TASK BRIEF
Beginning with the line containing "Output a JSON" and ending with the last line of the records, set down every line exactly.

* begin *

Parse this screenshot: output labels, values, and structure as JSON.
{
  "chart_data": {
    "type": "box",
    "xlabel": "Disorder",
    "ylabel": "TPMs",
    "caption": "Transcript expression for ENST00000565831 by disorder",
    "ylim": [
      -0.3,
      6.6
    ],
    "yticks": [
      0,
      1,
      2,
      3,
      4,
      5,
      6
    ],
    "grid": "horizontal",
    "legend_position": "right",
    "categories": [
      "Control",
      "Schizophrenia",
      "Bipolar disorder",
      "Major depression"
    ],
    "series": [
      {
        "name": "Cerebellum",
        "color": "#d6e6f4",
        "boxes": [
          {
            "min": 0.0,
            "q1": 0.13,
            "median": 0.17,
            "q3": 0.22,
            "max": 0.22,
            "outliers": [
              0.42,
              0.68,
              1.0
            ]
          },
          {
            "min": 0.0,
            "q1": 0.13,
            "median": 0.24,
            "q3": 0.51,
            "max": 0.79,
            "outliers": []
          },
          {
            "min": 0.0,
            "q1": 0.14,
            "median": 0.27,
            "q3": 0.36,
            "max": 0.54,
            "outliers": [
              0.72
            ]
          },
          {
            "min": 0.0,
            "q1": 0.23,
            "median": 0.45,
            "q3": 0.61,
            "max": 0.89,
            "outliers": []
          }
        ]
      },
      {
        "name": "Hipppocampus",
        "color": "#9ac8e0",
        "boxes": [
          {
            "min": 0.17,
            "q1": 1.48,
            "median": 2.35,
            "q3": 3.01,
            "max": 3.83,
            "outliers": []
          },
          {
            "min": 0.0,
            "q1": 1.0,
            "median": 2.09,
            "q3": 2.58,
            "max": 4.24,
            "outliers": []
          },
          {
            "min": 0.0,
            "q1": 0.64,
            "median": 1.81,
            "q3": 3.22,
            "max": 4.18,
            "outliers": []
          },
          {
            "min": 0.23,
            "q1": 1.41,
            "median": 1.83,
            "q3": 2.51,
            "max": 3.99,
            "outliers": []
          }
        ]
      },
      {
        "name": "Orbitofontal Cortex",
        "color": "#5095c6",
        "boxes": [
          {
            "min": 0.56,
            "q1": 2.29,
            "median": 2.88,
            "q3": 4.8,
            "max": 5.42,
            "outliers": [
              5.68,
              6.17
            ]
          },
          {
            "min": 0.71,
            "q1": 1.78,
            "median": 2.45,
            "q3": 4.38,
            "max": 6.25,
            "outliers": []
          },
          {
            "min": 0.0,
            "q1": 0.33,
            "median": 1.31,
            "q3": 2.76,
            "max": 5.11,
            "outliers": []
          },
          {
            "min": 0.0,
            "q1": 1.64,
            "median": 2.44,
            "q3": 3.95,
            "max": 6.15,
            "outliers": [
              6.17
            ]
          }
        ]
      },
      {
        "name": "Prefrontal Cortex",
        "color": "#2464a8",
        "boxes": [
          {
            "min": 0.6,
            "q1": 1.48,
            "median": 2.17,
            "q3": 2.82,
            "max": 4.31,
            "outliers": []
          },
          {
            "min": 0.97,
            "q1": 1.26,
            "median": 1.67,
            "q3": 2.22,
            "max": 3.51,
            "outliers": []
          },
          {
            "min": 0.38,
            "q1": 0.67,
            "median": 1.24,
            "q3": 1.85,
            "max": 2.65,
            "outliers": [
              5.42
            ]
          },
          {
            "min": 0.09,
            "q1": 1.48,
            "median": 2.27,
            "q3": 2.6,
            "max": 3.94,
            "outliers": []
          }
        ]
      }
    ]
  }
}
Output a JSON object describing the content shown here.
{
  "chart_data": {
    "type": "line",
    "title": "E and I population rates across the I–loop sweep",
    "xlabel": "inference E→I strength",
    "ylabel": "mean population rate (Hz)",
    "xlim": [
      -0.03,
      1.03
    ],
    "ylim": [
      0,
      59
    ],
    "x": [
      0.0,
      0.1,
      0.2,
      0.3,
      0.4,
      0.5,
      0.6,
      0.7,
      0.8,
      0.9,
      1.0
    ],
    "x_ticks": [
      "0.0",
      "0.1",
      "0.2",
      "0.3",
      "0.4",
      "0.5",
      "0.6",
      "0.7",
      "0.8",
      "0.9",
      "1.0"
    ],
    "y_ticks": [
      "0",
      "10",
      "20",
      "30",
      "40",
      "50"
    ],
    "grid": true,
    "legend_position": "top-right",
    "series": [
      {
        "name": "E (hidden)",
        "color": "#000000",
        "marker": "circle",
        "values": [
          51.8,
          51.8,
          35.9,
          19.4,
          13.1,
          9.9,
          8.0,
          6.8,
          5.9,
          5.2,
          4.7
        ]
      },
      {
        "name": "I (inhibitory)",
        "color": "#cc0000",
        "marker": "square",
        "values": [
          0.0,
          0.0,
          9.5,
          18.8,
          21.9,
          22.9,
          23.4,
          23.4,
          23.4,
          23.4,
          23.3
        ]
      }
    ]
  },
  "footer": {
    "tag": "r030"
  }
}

* end *

EXERCISE SOLUTION
Output a JSON object describing the content shown here.
{
  "chart_data": {
    "type": "line",
    "title": "E and I population rates across the I–loop sweep",
    "xlabel": "inference E→I strength",
    "ylabel": "mean population rate (Hz)",
    "xlim": [
      -0.03,
      1.03
    ],
    "ylim": [
      0,
      59
    ],
    "x": [
      0.0,
      0.1,
      0.2,
      0.3,
      0.4,
      0.5,
      0.6,
      0.7,
      0.8,
      0.9,
      1.0
    ],
    "x_ticks": [
      "0.0",
      "0.1",
      "0.2",
      "0.3",
      "0.4",
      "0.5",
      "0.6",
      "0.7",
      "0.8",
      "0.9",
      "1.0"
    ],
    "y_ticks": [
      "0",
      "10",
      "20",
      "30",
      "40",
      "50"
    ],
    "grid": true,
    "legend_position": "top-right",
    "series": [
      {
        "name": "E (hidden)",
        "color": "#000000",
        "marker": "circle",
        "values": [
          51.8,
          51.8,
          35.9,
          19.4,
          13.1,
          9.9,
          8.0,
          6.8,
          5.9,
          5.2,
          4.7
        ]
      },
      {
        "name": "I (inhibitory)",
        "color": "#cc0000",
        "marker": "square",
        "values": [
          0.0,
          0.0,
          9.5,
          18.8,
          21.9,
          22.9,
          23.4,
          23.4,
          23.4,
          23.4,
          23.3
        ]
      }
    ]
  },
  "footer": {
    "tag": "r030"
  }
}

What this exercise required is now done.